**THE REQUEST:** Every record below should be printed exactly as it appears.

**Dataset entries on figures:**
================

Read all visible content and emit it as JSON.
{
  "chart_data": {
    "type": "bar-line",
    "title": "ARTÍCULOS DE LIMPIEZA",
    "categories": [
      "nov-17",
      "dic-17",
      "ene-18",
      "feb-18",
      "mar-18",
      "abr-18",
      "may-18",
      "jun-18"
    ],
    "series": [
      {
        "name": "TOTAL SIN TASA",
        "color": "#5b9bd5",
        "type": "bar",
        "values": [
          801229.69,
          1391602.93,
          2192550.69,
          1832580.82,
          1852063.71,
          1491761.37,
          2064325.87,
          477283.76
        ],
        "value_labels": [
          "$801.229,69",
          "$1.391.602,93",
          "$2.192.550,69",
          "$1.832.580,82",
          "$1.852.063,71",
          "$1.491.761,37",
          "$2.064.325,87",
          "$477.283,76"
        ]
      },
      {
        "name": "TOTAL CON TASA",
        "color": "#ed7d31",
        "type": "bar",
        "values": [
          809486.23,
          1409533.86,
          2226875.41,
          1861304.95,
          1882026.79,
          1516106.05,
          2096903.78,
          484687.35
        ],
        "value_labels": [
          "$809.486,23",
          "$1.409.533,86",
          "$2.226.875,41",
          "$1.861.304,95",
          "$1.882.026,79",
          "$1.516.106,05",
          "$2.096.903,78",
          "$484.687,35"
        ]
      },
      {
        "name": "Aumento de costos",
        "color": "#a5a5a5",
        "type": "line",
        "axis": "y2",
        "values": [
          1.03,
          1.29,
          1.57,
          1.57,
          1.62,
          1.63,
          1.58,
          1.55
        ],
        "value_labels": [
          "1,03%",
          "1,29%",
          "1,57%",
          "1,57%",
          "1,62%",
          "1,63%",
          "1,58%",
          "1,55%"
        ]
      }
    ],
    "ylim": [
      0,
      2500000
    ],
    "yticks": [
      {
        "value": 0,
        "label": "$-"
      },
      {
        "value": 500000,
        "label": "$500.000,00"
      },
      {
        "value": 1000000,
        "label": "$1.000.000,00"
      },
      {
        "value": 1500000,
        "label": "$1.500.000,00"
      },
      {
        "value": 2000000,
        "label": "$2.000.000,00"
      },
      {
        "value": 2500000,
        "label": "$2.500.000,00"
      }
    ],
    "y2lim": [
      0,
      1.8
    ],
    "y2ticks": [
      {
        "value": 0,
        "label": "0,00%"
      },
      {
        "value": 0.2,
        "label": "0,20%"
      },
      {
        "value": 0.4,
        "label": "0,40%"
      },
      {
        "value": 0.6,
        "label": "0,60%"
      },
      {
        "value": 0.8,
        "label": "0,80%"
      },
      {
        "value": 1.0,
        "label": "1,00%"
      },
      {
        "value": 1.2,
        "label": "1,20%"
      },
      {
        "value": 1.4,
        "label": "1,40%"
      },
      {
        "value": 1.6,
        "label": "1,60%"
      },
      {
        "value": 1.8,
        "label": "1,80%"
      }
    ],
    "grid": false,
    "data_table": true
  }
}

================

**WRITTEN ANSWER:**
Read all visible content and emit it as JSON.
{
  "chart_data": {
    "type": "bar-line",
    "title": "ARTÍCULOS DE LIMPIEZA",
    "categories": [
      "nov-17",
      "dic-17",
      "ene-18",
      "feb-18",
      "mar-18",
      "abr-18",
      "may-18",
      "jun-18"
    ],
    "series": [
      {
        "name": "TOTAL SIN TASA",
        "color": "#5b9bd5",
        "type": "bar",
        "values": [
          801229.69,
          1391602.93,
          2192550.69,
          1832580.82,
          1852063.71,
          1491761.37,
          2064325.87,
          477283.76
        ],
        "value_labels": [
          "$801.229,69",
          "$1.391.602,93",
          "$2.192.550,69",
          "$1.832.580,82",
          "$1.852.063,71",
          "$1.491.761,37",
          "$2.064.325,87",
          "$477.283,76"
        ]
      },
      {
        "name": "TOTAL CON TASA",
        "color": "#ed7d31",
        "type": "bar",
        "values": [
          809486.23,
          1409533.86,
          2226875.41,
          1861304.95,
          1882026.79,
          1516106.05,
          2096903.78,
          484687.35
        ],
        "value_labels": [
          "$809.486,23",
          "$1.409.533,86",
          "$2.226.875,41",
          "$1.861.304,95",
          "$1.882.026,79",
          "$1.516.106,05",
          "$2.096.903,78",
          "$484.687,35"
        ]
      },
      {
        "name": "Aumento de costos",
        "color": "#a5a5a5",
        "type": "line",
        "axis": "y2",
        "values": [
          1.03,
          1.29,
          1.57,
          1.57,
          1.62,
          1.63,
          1.58,
          1.55
        ],
        "value_labels": [
          "1,03%",
          "1,29%",
          "1,57%",
          "1,57%",
          "1,62%",
          "1,63%",
          "1,58%",
          "1,55%"
        ]
      }
    ],
    "ylim": [
      0,
      2500000
    ],
    "yticks": [
      {
        "value": 0,
        "label": "$-"
      },
      {
        "value": 500000,
        "label": "$500.000,00"
      },
      {
        "value": 1000000,
        "label": "$1.000.000,00"
      },
      {
        "value": 1500000,
        "label": "$1.500.000,00"
      },
      {
        "value": 2000000,
        "label": "$2.000.000,00"
      },
      {
        "value": 2500000,
        "label": "$2.500.000,00"
      }
    ],
    "y2lim": [
      0,
      1.8
    ],
    "y2ticks": [
      {
        "value": 0,
        "label": "0,00%"
      },
      {
        "value": 0.2,
        "label": "0,20%"
      },
      {
        "value": 0.4,
        "label": "0,40%"
      },
      {
        "value": 0.6,
        "label": "0,60%"
      },
      {
        "value": 0.8,
        "label": "0,80%"
      },
      {
        "value": 1.0,
        "label": "1,00%"
      },
      {
        "value": 1.2,
        "label": "1,20%"
      },
      {
        "value": 1.4,
        "label": "1,40%"
      },
      {
        "value": 1.6,
        "label": "1,60%"
      },
      {
        "value": 1.8,
        "label": "1,80%"
      }
    ],
    "grid": false,
    "data_table": true
  }
}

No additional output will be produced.